## Items from a figure collection:
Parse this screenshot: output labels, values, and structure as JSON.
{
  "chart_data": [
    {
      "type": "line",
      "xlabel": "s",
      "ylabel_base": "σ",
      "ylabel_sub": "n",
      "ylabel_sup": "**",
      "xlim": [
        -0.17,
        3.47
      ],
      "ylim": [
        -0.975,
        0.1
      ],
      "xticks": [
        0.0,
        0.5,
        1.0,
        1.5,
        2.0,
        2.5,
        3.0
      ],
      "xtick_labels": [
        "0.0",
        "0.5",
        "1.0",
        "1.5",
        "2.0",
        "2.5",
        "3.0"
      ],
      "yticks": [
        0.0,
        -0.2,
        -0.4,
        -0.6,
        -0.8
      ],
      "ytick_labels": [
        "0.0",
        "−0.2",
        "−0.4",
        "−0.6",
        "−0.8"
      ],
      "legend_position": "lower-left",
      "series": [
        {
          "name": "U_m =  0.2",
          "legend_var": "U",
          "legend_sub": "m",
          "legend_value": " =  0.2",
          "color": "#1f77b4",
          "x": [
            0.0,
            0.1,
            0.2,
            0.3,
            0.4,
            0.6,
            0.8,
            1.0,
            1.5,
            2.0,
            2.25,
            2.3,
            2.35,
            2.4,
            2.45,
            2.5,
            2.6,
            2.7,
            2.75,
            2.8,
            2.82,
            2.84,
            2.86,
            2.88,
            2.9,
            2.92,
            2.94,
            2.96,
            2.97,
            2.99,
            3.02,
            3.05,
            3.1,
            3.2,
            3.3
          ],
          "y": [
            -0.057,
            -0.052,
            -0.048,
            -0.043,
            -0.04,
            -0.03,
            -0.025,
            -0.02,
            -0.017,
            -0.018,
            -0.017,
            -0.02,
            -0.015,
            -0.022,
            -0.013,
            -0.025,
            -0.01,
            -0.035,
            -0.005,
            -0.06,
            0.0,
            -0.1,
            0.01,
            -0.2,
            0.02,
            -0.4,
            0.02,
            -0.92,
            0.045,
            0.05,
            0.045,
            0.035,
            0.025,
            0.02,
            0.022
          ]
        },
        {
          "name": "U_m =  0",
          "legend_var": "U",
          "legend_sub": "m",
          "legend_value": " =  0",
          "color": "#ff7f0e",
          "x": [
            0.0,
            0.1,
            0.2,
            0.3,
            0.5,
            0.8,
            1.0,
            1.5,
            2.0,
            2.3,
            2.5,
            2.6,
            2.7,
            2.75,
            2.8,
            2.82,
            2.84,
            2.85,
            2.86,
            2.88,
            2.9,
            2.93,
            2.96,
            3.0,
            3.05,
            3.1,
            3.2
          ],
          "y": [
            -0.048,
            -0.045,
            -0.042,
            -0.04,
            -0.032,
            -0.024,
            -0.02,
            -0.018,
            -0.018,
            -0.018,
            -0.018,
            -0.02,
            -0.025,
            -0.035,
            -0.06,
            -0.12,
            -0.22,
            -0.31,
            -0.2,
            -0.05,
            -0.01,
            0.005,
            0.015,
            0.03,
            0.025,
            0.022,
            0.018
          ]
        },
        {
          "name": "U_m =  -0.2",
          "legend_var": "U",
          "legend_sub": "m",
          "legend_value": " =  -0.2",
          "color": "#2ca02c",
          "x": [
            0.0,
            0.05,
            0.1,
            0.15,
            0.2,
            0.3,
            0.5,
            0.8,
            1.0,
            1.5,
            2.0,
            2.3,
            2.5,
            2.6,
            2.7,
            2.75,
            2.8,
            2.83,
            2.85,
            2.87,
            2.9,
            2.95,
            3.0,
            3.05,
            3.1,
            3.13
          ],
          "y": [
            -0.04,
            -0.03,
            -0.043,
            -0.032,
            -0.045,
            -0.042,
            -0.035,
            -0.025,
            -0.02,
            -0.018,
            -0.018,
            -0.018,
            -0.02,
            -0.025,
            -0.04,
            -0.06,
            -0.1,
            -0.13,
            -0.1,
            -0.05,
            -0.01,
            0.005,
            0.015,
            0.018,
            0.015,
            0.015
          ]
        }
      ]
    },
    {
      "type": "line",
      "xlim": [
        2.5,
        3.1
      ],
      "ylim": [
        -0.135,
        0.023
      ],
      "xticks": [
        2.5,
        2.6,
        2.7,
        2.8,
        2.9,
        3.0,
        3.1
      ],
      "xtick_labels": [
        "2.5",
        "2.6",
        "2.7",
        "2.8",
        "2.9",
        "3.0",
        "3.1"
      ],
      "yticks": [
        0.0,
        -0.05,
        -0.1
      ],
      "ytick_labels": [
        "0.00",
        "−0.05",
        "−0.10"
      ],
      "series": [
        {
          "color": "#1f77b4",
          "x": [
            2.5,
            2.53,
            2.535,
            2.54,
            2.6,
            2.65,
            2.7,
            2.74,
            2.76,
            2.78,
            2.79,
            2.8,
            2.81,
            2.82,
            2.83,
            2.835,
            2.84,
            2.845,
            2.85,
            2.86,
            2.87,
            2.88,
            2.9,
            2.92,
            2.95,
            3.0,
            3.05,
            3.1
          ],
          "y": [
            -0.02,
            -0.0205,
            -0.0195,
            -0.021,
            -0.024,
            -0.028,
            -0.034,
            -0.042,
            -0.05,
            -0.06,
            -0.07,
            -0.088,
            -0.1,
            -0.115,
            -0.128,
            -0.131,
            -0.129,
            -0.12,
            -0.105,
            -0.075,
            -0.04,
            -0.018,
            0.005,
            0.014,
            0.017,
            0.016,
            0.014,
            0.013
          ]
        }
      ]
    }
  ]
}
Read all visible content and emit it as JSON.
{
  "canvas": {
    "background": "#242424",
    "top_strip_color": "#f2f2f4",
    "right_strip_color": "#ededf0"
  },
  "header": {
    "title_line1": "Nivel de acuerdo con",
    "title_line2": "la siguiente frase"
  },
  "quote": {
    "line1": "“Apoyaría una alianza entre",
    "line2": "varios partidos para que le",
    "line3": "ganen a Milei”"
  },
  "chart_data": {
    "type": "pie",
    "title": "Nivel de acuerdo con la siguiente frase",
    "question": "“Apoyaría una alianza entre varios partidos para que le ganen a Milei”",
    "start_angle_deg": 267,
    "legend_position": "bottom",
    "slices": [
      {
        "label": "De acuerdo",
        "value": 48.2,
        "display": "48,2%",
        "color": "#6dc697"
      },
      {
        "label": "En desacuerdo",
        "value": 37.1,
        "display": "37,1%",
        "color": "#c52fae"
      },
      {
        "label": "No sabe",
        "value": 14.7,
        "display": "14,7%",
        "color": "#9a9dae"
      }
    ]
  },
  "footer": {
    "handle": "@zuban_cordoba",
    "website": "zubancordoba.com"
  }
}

## OBJECTIVE:
Write out every line from the entries where "partidos" appears.

## OUTPUT OF THE EXERCISE:
    "line2": "varios partidos para que le",
    "question": "“Apoyaría una alianza entre varios partidos para que le ganen a Milei”",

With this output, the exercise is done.